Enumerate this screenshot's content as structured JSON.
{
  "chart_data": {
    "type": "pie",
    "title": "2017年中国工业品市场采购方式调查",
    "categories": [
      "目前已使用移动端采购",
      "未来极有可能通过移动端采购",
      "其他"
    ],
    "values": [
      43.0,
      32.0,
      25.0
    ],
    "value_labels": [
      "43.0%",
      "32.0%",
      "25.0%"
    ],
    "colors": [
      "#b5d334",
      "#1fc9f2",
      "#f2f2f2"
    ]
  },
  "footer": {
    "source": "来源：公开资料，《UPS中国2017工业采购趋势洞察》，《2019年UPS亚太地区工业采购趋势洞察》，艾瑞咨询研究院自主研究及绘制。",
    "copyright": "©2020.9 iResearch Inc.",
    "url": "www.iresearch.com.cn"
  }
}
——————————
## Problem requirements
Reproduce the listing above verbatim, from first line to last.

## Full answer
Enumerate this screenshot's content as structured JSON.
{
  "chart_data": {
    "type": "pie",
    "title": "2017年中国工业品市场采购方式调查",
    "categories": [
      "目前已使用移动端采购",
      "未来极有可能通过移动端采购",
      "其他"
    ],
    "values": [
      43.0,
      32.0,
      25.0
    ],
    "value_labels": [
      "43.0%",
      "32.0%",
      "25.0%"
    ],
    "colors": [
      "#b5d334",
      "#1fc9f2",
      "#f2f2f2"
    ]
  },
  "footer": {
    "source": "来源：公开资料，《UPS中国2017工业采购趋势洞察》，《2019年UPS亚太地区工业采购趋势洞察》，艾瑞咨询研究院自主研究及绘制。",
    "copyright": "©2020.9 iResearch Inc.",
    "url": "www.iresearch.com.cn"
  }
}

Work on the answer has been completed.